### [PROBLEM TO WORK ON]
Render the listing as a numbered list, starting at its first line and ending with the line that contains "- client-secret-redaction: [14, 371, 348, 377]". Leave out any blank lines.

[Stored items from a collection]
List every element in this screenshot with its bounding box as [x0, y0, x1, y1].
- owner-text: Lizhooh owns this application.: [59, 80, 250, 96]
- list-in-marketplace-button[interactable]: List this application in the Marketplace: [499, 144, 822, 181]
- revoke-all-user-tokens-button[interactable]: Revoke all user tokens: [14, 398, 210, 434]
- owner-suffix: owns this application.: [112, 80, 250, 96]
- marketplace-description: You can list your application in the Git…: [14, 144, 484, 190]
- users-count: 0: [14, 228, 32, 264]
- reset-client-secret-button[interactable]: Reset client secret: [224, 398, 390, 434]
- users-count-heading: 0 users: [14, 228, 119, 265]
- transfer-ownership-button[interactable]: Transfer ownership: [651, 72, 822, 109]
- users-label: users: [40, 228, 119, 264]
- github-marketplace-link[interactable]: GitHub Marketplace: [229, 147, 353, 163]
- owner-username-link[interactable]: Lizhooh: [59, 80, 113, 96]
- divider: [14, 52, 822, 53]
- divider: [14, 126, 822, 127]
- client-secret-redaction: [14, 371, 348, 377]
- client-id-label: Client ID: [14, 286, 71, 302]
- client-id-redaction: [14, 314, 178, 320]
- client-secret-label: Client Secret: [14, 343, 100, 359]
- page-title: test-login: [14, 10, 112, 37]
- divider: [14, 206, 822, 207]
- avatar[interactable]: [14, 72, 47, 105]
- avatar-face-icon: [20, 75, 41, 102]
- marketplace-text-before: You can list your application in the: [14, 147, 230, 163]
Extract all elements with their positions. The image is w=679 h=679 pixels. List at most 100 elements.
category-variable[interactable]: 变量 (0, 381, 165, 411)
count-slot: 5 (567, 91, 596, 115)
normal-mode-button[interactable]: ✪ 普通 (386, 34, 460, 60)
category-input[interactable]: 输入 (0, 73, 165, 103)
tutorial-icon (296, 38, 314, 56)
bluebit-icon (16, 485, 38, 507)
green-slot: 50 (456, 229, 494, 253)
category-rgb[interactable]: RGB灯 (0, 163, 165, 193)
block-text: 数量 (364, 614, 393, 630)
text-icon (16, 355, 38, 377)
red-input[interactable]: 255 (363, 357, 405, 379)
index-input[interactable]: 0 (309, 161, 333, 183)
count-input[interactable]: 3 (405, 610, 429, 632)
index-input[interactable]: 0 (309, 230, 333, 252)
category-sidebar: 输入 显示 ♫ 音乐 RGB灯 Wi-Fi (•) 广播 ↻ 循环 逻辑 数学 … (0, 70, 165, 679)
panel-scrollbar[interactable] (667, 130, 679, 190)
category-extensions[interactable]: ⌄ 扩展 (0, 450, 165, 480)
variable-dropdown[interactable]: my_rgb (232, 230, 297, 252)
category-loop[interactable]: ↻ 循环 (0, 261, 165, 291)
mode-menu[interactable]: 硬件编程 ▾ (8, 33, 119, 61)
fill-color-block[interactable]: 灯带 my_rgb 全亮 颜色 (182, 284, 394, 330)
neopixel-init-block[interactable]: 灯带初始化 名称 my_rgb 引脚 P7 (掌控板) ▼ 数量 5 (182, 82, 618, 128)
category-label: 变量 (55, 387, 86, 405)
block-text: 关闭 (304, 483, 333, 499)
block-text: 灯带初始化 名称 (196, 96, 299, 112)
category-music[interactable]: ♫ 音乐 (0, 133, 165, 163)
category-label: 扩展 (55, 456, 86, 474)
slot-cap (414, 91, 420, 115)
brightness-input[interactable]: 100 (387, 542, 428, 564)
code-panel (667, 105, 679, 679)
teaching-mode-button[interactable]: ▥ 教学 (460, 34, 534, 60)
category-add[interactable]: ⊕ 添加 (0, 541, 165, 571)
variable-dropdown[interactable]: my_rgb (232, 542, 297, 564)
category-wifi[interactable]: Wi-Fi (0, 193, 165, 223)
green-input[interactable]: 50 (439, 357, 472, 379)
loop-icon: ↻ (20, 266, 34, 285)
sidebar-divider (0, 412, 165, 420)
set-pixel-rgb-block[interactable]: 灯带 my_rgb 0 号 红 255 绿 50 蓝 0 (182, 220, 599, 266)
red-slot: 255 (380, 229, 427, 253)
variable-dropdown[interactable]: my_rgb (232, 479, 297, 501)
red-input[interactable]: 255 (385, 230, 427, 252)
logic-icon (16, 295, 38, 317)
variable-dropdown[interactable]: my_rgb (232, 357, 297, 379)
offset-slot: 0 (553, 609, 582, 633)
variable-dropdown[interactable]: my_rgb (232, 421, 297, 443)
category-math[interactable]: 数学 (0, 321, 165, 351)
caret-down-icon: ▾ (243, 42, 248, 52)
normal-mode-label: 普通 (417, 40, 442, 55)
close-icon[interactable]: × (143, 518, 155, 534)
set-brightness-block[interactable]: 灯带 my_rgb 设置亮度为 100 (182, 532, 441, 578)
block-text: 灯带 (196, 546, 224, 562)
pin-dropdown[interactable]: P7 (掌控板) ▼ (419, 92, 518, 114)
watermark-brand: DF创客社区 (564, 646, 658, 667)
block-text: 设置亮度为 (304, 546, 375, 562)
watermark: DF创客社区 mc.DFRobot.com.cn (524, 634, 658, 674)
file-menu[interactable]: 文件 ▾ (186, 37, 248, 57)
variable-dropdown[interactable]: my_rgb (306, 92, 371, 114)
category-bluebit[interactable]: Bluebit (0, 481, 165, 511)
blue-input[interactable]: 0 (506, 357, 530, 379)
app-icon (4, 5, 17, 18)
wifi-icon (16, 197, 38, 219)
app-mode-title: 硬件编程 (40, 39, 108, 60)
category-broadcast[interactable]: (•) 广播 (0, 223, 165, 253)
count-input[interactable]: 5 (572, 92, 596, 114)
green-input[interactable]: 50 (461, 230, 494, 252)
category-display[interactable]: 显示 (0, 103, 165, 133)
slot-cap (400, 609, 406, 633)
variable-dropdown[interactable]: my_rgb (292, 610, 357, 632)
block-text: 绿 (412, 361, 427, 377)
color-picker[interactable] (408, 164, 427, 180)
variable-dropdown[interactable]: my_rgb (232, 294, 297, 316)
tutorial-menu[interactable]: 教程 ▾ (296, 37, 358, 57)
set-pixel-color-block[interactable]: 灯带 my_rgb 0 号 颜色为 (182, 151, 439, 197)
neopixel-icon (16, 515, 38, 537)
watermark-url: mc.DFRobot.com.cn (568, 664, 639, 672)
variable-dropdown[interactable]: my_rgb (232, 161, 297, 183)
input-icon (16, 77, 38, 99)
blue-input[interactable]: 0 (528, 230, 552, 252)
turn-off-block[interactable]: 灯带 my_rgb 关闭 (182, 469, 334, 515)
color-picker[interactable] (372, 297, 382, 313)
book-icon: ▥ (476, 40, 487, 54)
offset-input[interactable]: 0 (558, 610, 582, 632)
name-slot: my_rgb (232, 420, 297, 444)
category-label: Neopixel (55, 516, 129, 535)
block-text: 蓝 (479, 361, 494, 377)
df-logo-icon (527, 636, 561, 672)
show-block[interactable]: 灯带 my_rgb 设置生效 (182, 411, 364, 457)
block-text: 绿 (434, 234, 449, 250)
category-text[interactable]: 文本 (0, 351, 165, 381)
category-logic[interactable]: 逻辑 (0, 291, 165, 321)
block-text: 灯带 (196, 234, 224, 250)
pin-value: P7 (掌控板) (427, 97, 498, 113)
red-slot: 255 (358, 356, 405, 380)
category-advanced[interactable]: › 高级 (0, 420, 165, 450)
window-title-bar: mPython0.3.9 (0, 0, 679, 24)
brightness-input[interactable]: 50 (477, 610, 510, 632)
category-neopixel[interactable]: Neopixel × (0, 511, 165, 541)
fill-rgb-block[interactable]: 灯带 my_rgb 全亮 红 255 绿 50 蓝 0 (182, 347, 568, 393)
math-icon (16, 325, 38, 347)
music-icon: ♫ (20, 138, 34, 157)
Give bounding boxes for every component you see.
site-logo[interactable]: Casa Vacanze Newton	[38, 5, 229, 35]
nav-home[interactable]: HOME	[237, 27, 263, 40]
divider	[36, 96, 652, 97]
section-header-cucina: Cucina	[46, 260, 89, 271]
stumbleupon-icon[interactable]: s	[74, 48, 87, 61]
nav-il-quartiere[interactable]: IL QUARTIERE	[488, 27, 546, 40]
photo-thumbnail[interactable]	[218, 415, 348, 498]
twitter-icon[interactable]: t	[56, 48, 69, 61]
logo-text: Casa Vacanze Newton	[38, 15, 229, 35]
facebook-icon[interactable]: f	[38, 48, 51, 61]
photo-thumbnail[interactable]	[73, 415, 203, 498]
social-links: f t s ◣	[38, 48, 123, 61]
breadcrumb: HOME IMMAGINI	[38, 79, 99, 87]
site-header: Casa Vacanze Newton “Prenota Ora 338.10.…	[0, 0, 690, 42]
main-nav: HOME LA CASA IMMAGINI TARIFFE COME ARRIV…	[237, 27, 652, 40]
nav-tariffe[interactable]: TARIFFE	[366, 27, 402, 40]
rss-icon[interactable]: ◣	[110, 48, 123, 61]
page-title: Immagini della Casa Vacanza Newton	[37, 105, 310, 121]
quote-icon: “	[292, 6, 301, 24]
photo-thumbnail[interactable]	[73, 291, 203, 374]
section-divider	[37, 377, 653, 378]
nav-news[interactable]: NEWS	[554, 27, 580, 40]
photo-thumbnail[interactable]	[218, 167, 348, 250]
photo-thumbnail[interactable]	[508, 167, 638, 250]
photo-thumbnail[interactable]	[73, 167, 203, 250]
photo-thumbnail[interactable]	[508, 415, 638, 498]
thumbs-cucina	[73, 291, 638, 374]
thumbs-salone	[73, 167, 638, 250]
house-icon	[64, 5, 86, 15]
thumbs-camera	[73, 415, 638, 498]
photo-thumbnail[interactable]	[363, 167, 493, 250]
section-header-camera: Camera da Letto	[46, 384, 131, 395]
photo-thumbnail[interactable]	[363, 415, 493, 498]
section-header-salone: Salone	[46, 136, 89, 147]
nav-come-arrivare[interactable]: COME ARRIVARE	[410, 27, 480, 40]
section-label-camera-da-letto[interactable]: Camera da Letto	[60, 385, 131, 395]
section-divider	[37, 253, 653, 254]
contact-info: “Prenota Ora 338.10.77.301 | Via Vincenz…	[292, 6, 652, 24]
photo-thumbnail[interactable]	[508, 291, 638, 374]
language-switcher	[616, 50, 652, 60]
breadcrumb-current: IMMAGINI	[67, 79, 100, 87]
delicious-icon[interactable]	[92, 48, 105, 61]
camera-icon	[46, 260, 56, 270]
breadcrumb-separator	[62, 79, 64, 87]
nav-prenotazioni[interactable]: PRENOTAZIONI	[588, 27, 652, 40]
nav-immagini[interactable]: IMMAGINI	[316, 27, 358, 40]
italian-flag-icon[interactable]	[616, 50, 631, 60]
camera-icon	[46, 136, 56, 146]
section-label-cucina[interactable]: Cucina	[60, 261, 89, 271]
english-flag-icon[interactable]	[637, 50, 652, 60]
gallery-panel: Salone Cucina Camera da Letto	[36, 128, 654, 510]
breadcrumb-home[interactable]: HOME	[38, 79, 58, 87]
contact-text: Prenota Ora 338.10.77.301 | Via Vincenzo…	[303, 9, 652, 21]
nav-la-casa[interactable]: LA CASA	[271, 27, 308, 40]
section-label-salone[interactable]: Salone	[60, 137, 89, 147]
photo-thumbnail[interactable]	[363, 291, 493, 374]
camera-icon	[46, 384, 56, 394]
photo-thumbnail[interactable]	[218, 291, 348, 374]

### [RESPONSE TO THE EXERCISE]
1. List every element in this screenshot with its bounding box as [x0, y0, x1, y1].
2. - owner-text: Lizhooh owns this application.: [59, 80, 250, 96]
3. - list-in-marketplace-button[interactable]: List this application in the Marketplace: [499, 144, 822, 181]
4. - revoke-all-user-tokens-button[interactable]: Revoke all user tokens: [14, 398, 210, 434]
5. - owner-suffix: owns this application.: [112, 80, 250, 96]
6. - marketplace-description: You can list your application in the Git…: [14, 144, 484, 190]
7. - users-count: 0: [14, 228, 32, 264]
8. - reset-client-secret-button[interactable]: Reset client secret: [224, 398, 390, 434]
9. - users-count-heading: 0 users: [14, 228, 119, 265]
10. - transfer-ownership-button[interactable]: Transfer ownership: [651, 72, 822, 109]
11. - users-label: users: [40, 228, 119, 264]
12. - github-marketplace-link[interactable]: GitHub Marketplace: [229, 147, 353, 163]
13. - owner-username-link[interactable]: Lizhooh: [59, 80, 113, 96]
14. - divider: [14, 52, 822, 53]
15. - divider: [14, 126, 822, 127]
16. - client-secret-redaction: [14, 371, 348, 377]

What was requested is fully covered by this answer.